*WHAT THE EXERCISE ASKS*
For each line below that includes the word "Performance", make a copy.

··· AVAILABLE DATA ···

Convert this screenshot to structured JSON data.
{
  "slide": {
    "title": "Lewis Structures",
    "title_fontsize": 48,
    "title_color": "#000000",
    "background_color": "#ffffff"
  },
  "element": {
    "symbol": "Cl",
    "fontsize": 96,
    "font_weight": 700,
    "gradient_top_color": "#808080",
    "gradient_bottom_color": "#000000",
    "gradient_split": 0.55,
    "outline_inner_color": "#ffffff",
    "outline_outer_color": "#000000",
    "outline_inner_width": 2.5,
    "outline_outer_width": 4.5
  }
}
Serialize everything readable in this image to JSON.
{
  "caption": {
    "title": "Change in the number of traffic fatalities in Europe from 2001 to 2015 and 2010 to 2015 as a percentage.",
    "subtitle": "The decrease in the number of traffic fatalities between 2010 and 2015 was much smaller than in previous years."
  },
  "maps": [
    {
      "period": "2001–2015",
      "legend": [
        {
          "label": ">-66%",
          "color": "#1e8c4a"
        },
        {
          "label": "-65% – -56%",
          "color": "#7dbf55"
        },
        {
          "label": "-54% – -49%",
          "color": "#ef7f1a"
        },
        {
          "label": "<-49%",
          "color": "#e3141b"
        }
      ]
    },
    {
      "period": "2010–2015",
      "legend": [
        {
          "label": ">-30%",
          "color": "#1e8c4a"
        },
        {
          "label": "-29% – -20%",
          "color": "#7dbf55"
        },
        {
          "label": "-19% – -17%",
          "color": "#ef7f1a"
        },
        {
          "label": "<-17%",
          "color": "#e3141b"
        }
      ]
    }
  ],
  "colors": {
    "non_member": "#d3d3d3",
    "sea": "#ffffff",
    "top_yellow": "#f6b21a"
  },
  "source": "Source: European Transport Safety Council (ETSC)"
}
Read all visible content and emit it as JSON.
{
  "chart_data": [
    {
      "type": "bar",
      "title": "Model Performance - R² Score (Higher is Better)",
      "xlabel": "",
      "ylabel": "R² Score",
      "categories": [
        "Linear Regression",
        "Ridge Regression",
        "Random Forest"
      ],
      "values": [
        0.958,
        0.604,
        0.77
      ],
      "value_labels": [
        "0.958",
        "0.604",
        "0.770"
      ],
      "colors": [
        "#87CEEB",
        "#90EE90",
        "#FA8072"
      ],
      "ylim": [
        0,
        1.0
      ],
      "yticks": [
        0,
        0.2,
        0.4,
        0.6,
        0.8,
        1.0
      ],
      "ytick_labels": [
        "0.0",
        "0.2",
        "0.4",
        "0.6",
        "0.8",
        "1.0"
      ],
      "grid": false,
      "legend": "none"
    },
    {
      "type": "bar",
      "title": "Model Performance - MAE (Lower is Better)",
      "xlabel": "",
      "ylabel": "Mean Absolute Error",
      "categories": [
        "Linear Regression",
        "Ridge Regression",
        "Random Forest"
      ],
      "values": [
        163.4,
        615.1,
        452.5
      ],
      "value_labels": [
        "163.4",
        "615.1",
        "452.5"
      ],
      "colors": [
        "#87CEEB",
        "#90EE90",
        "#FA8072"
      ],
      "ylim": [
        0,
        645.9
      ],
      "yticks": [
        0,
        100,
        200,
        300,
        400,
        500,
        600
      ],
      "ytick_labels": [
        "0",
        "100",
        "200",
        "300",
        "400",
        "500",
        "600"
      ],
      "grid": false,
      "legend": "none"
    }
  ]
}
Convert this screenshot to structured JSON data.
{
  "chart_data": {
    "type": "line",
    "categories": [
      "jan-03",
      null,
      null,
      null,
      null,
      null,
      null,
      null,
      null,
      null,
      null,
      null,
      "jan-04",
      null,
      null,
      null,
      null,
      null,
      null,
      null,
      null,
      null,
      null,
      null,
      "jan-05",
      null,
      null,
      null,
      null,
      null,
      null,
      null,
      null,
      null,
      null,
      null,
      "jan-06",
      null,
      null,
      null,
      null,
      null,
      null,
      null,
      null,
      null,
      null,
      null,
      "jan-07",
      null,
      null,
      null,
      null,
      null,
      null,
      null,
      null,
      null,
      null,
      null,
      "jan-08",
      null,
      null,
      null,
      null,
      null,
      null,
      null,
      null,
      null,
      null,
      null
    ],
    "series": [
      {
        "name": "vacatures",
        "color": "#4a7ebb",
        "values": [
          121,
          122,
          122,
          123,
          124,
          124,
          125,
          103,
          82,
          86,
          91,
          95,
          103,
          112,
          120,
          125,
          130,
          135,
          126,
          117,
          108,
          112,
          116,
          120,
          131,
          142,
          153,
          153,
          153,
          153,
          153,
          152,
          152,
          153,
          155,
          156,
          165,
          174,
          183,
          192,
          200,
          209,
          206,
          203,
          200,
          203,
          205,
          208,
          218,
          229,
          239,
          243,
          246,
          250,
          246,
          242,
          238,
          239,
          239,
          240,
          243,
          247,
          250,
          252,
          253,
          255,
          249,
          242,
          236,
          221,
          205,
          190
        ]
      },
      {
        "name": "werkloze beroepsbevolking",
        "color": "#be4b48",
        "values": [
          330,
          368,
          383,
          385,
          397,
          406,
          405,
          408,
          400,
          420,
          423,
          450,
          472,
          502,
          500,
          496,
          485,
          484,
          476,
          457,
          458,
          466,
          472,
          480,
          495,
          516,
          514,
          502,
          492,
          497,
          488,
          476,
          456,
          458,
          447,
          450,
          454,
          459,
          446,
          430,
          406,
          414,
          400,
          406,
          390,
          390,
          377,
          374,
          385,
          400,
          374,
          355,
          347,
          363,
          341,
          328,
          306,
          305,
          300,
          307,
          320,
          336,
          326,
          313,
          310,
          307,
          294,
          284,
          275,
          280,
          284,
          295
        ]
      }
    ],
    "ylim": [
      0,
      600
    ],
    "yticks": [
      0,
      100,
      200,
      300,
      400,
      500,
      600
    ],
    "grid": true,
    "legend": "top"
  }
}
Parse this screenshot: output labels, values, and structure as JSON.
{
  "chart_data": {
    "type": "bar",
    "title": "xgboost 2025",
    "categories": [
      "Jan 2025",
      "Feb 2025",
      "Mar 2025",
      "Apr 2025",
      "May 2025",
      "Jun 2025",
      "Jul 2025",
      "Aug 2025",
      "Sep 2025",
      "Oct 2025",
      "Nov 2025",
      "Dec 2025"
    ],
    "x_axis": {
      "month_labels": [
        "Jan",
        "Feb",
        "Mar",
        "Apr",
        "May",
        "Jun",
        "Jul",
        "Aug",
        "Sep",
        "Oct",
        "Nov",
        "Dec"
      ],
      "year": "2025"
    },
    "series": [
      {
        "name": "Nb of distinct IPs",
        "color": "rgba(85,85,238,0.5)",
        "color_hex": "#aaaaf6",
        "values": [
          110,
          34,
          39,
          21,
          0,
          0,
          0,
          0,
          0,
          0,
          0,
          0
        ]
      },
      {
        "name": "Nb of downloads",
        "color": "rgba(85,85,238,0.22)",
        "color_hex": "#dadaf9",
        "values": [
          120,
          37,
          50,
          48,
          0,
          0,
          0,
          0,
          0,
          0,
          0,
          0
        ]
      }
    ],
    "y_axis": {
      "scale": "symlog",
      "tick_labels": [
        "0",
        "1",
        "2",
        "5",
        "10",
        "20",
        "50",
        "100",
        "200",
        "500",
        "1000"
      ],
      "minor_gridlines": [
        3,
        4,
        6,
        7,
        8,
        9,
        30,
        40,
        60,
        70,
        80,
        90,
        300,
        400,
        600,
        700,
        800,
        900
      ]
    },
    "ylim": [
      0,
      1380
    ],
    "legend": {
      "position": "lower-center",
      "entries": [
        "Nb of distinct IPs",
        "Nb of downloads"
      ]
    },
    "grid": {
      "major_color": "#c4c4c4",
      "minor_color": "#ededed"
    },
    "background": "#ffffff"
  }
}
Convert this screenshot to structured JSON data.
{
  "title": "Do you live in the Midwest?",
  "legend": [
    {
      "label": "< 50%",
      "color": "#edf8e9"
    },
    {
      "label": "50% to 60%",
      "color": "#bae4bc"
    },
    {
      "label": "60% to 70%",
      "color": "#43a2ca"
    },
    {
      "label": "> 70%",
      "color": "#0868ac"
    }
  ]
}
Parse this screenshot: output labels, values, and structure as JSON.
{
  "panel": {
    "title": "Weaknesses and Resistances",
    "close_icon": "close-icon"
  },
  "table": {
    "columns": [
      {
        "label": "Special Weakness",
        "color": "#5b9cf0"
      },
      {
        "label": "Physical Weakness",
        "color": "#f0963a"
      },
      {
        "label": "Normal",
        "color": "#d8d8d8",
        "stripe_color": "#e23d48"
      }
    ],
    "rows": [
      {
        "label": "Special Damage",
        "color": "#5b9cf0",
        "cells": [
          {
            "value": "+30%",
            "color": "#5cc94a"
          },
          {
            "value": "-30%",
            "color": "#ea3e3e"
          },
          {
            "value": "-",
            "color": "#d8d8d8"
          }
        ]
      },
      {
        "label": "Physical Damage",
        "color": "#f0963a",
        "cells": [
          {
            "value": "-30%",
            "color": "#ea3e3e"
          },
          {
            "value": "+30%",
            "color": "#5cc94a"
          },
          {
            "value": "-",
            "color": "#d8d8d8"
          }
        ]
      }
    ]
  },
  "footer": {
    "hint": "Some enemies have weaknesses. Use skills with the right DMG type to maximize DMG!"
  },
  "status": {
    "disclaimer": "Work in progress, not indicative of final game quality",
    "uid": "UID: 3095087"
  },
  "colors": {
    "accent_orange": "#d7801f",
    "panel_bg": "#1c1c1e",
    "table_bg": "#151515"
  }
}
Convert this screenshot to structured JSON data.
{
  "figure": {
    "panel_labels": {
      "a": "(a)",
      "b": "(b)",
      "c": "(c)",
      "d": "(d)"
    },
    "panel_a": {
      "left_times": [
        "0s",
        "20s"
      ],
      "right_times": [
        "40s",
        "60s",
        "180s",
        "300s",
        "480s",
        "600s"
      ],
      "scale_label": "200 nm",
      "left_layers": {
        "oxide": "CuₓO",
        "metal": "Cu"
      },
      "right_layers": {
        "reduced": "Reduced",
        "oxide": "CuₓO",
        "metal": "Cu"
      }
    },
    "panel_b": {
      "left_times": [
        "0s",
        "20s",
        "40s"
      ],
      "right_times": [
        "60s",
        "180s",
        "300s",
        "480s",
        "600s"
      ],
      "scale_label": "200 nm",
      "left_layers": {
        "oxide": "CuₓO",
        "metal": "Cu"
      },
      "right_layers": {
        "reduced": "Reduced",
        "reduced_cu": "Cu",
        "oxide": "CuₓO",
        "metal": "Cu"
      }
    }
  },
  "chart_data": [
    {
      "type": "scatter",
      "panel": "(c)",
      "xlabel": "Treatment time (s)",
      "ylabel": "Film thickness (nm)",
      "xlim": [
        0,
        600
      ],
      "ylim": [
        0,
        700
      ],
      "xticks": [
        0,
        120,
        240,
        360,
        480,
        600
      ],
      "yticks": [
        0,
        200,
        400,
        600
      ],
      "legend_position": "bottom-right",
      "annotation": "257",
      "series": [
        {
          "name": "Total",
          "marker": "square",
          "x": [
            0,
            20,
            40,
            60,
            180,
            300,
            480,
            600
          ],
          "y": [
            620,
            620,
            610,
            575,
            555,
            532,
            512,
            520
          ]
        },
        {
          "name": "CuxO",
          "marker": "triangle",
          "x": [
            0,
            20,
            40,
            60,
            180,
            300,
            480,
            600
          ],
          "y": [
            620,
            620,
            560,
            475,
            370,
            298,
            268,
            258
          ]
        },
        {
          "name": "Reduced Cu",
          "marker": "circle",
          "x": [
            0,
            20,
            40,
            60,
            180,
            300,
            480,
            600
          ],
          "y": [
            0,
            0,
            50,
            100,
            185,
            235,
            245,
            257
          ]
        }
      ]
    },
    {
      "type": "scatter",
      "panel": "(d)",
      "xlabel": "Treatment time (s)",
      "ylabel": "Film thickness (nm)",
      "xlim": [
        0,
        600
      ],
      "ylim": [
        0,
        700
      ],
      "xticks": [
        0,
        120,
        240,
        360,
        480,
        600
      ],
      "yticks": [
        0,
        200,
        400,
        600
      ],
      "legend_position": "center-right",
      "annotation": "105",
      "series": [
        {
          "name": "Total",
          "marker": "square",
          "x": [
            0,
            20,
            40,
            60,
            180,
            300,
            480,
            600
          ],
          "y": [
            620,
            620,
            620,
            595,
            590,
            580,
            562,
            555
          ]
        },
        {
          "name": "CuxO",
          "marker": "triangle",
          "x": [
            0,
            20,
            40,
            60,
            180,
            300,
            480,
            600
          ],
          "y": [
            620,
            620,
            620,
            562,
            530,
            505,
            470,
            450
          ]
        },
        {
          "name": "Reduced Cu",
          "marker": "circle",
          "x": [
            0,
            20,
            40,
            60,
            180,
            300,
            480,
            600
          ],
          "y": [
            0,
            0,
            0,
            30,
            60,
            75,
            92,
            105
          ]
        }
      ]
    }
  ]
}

···

*RESULT FOR THIS TASK*
      "title": "Model Performance - R² Score (Higher is Better)",
      "title": "Model Performance - MAE (Lower is Better)",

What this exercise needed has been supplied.